Task: Work through the following lines and count those that hold the word "Most". Reply with that number only.

[Data extracted from a collection]
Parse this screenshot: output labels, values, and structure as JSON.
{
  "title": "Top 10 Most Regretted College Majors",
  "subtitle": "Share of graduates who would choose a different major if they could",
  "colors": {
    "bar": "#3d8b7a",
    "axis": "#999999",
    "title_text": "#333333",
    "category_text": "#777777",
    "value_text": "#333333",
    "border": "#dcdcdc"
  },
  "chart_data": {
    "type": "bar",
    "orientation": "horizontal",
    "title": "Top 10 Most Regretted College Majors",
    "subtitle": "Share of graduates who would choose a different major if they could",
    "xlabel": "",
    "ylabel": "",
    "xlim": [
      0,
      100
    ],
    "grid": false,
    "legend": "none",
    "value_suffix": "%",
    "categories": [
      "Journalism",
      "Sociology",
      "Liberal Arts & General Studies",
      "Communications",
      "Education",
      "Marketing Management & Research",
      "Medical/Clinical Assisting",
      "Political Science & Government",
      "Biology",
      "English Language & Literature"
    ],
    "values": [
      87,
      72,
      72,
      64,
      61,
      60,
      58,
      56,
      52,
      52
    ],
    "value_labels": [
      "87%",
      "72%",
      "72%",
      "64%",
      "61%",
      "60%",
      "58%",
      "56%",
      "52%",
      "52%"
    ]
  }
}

Task response: 2